● TASK: Copy every line that holds "Missing".

● RAW RECORDS:

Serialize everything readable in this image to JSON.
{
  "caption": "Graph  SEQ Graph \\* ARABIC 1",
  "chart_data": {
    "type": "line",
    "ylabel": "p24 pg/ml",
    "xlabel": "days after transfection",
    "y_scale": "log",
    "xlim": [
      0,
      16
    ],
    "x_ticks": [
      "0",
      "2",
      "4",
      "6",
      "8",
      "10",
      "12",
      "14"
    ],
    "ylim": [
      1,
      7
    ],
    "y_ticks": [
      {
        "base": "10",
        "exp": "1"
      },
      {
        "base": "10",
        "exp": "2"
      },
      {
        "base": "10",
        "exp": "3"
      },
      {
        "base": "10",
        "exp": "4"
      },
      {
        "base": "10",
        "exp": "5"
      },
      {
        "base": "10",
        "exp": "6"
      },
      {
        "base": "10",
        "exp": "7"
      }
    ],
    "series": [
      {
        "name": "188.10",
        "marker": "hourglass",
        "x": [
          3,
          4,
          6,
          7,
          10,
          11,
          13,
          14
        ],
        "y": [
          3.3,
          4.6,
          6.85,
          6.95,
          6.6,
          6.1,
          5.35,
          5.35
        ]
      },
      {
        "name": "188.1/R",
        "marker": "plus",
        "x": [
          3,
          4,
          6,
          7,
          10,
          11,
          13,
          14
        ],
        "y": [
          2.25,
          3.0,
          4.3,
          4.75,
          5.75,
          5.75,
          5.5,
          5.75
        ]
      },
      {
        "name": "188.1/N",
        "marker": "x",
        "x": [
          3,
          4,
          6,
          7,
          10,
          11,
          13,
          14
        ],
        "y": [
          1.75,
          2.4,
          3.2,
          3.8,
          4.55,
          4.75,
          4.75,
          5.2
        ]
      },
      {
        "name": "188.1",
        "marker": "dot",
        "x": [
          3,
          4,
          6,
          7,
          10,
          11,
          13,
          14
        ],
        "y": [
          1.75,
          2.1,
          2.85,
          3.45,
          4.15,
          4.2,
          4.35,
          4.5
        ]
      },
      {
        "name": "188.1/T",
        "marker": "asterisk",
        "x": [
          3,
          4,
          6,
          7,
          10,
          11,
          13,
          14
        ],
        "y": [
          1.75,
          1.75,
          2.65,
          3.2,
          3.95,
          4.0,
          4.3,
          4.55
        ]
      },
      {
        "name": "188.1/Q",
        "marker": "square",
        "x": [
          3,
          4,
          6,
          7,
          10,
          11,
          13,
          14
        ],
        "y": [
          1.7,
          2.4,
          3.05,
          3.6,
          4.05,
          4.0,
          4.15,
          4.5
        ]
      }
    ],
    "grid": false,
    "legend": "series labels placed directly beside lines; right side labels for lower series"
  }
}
---
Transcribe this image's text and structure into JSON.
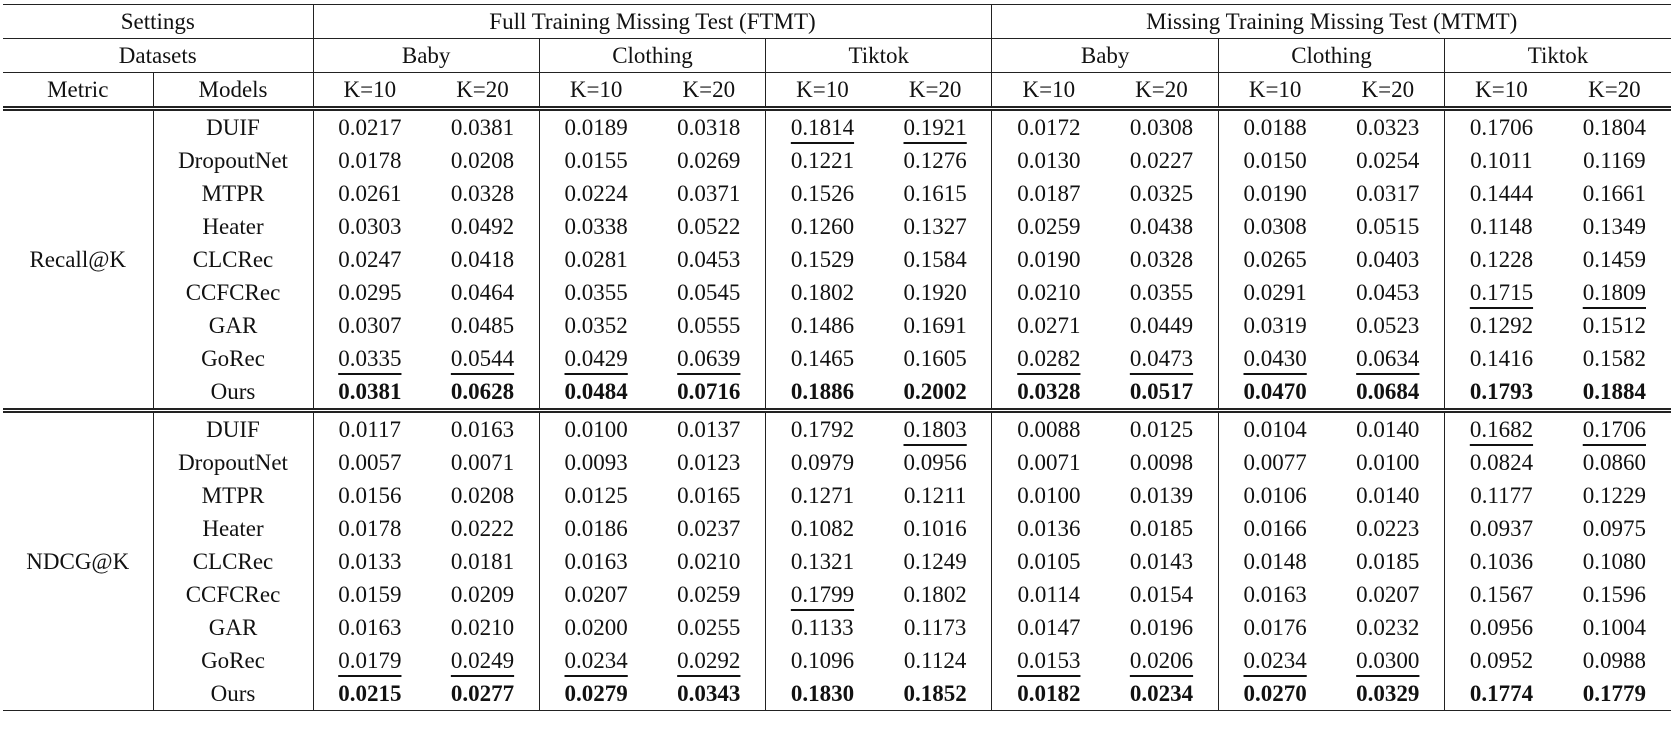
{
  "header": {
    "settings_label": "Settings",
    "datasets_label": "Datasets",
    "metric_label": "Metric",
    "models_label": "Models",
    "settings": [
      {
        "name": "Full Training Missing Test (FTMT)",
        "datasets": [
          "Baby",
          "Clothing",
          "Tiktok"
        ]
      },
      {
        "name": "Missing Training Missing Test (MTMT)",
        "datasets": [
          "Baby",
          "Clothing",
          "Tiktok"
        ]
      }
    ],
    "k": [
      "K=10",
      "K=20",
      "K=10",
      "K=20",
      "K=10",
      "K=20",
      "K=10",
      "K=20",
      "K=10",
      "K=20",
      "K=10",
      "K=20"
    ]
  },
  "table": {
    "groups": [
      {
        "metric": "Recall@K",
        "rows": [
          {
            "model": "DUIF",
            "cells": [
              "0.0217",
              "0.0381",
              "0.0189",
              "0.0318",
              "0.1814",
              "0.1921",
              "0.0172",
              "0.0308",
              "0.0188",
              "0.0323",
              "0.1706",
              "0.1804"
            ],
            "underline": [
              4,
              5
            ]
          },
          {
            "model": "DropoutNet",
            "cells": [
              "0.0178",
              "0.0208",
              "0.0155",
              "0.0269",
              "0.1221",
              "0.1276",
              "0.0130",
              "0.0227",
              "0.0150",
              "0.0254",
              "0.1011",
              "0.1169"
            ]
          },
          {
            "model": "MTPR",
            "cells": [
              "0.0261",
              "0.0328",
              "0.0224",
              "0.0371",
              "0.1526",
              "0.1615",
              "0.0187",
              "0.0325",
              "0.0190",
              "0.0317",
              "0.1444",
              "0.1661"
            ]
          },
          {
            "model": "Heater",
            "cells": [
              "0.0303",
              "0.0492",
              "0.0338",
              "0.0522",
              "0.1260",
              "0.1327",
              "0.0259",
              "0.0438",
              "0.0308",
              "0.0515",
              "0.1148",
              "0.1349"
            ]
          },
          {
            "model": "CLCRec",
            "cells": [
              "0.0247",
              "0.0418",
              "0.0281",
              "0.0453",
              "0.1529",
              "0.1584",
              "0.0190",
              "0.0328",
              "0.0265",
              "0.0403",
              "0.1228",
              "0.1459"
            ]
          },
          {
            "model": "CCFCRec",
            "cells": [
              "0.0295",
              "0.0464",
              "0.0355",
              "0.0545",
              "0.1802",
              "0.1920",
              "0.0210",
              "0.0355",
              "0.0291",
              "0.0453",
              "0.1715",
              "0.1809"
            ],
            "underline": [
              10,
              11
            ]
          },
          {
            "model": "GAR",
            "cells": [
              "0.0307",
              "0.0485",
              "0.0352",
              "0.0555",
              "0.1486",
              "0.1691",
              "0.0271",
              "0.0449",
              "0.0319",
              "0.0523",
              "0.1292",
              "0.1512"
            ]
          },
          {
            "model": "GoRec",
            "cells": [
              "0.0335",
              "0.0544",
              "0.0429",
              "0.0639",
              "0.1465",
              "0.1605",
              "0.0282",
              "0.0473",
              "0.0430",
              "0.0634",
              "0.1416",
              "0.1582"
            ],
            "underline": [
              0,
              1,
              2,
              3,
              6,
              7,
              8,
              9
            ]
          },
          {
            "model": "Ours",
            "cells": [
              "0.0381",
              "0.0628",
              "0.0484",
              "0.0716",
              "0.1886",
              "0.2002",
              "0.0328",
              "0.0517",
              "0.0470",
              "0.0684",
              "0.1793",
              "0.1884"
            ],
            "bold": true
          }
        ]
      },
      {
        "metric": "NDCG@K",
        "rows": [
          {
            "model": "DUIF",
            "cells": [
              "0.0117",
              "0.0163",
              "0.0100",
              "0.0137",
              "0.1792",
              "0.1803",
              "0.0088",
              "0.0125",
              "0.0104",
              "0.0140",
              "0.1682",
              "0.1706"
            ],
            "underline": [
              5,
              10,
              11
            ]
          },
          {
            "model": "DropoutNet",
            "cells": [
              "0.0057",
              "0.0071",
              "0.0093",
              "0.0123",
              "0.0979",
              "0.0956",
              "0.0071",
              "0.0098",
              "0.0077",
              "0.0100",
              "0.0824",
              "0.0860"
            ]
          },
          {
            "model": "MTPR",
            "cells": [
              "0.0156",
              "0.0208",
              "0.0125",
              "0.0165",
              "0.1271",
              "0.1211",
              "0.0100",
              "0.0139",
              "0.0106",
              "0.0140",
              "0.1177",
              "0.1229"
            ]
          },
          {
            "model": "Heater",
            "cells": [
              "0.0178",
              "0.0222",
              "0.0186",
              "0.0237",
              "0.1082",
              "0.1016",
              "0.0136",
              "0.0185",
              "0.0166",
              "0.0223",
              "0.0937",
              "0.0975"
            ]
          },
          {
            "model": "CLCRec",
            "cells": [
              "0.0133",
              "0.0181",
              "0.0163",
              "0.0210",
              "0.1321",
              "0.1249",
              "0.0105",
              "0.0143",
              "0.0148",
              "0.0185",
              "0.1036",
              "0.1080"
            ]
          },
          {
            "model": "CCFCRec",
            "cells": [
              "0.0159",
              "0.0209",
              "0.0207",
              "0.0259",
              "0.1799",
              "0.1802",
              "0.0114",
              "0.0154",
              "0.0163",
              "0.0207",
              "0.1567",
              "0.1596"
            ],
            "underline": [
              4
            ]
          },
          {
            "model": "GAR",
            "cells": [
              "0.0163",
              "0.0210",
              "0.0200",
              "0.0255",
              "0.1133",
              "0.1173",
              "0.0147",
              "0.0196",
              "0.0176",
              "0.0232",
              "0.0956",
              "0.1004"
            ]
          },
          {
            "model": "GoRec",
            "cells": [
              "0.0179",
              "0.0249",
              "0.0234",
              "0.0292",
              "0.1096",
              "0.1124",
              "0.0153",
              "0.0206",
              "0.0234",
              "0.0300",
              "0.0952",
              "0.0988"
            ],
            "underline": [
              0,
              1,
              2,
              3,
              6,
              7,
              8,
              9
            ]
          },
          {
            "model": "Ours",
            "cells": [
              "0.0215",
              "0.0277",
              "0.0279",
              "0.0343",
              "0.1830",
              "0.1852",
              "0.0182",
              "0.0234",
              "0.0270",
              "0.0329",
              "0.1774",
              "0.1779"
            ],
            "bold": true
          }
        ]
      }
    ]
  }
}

● SOLUTION TO THE PROBLEM:
        "name": "Full Training Missing Test (FTMT)",
        "name": "Missing Training Missing Test (MTMT)",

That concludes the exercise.